*RECORD LIST*
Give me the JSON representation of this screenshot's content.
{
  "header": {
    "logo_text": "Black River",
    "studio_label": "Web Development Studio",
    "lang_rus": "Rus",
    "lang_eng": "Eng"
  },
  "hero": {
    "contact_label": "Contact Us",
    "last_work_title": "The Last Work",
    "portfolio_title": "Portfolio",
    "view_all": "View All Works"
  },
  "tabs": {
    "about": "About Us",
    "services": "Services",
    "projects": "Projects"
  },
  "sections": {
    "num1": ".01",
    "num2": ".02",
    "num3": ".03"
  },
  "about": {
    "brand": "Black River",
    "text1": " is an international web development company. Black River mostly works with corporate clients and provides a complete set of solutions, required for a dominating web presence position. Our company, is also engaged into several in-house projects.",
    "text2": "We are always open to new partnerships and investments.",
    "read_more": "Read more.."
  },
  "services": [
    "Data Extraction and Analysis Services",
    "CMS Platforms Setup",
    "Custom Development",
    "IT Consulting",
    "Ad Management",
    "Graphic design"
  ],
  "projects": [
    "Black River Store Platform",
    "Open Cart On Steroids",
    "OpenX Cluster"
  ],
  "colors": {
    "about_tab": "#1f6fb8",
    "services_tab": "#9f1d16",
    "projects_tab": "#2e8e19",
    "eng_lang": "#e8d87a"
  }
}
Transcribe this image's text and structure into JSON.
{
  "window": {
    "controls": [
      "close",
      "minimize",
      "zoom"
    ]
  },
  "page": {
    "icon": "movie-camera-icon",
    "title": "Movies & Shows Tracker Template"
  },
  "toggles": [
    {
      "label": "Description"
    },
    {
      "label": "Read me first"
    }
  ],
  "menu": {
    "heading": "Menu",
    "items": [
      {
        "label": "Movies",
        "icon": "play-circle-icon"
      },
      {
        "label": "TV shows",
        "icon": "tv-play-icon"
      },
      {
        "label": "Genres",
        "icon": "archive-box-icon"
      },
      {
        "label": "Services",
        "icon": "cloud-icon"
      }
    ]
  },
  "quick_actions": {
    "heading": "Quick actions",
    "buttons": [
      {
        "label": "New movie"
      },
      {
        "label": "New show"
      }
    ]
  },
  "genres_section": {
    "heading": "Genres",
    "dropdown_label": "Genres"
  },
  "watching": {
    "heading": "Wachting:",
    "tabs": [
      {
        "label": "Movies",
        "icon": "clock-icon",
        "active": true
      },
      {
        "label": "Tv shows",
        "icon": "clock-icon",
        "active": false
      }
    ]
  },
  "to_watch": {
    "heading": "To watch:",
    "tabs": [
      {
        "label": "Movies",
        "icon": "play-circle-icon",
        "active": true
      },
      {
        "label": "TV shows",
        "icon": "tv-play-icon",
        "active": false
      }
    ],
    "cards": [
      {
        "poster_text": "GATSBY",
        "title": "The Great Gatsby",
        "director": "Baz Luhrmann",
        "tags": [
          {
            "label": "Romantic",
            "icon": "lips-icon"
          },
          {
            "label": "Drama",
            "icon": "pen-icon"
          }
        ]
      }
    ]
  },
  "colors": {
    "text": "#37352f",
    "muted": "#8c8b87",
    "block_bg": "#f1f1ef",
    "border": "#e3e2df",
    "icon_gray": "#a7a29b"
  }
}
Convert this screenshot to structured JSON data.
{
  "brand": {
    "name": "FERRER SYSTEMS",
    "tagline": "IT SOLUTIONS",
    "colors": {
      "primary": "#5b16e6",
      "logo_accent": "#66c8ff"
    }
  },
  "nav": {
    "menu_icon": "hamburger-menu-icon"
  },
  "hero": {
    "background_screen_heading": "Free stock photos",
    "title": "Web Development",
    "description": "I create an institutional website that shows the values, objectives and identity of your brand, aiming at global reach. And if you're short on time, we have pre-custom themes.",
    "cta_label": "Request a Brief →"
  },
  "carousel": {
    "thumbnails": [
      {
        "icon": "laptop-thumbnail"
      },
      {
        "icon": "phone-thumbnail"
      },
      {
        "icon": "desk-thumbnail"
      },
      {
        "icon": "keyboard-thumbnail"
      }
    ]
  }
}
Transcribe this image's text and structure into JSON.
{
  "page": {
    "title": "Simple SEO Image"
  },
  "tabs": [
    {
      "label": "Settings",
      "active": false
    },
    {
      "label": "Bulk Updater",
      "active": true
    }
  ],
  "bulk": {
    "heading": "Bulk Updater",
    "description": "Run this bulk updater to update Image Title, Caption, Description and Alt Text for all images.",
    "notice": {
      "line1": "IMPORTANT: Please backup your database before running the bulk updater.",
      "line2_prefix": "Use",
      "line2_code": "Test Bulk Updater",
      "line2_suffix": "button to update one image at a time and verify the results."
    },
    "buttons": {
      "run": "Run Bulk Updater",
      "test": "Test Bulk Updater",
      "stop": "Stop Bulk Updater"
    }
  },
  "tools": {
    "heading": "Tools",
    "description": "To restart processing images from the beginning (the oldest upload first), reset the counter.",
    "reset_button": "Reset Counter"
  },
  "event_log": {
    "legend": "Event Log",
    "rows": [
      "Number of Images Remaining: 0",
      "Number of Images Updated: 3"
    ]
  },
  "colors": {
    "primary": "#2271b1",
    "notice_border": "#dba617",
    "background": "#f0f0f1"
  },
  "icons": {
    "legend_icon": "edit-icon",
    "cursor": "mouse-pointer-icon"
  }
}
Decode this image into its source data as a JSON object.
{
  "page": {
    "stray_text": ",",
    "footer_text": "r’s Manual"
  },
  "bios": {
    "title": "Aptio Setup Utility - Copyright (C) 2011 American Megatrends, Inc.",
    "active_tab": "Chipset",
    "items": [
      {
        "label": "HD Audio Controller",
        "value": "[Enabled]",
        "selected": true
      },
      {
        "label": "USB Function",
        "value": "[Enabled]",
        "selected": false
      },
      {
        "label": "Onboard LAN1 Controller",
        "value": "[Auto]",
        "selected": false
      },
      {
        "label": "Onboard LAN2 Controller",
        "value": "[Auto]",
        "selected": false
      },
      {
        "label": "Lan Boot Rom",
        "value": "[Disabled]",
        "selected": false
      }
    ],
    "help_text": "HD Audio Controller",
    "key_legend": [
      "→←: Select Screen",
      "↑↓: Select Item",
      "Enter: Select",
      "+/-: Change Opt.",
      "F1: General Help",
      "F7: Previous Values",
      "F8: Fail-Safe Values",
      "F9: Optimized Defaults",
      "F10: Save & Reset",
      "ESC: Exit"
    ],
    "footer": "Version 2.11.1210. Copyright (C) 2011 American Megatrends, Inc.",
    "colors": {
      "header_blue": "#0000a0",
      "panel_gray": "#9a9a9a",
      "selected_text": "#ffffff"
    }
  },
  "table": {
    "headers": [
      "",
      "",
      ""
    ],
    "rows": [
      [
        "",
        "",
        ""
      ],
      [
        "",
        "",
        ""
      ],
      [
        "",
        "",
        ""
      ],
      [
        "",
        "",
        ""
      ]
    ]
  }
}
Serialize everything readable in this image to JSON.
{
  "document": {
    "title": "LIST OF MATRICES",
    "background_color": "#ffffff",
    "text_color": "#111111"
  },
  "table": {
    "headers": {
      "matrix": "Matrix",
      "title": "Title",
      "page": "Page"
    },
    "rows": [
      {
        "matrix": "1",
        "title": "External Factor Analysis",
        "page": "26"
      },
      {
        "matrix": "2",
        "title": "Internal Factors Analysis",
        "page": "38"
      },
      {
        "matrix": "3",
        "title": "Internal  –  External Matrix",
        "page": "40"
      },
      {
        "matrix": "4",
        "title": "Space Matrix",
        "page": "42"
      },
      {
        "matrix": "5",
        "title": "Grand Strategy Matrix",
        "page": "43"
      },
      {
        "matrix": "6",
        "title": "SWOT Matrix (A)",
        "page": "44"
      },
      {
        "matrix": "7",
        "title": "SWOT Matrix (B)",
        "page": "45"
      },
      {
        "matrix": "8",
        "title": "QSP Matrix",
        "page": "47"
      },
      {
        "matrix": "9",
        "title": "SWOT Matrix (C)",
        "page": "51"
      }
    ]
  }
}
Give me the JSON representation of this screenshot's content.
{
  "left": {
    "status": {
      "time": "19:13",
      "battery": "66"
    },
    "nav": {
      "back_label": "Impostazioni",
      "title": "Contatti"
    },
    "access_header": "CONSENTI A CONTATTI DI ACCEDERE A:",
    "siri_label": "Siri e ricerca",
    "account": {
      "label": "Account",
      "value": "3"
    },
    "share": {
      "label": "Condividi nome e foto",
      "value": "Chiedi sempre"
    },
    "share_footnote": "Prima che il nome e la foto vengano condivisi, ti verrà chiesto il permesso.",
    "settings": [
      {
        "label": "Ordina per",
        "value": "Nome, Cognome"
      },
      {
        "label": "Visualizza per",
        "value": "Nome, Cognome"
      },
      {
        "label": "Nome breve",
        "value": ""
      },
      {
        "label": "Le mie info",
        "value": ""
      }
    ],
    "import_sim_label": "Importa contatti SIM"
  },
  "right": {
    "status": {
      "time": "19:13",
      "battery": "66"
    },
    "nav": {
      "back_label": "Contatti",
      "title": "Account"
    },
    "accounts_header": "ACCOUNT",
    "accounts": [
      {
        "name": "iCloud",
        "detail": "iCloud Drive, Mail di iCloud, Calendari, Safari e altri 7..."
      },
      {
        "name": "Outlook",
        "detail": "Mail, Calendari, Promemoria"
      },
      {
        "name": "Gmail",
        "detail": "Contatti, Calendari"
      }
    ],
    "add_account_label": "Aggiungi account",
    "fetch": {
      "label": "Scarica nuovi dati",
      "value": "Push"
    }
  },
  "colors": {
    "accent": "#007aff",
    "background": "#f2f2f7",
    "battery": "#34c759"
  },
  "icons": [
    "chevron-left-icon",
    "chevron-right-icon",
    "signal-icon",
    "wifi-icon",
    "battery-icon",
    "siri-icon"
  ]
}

*TASK PROMPT*
Copy every line of the material in which the word "Onboard" occurs.

*FINISHED TASK*
        "label": "Onboard LAN1 Controller",
        "label": "Onboard LAN2 Controller",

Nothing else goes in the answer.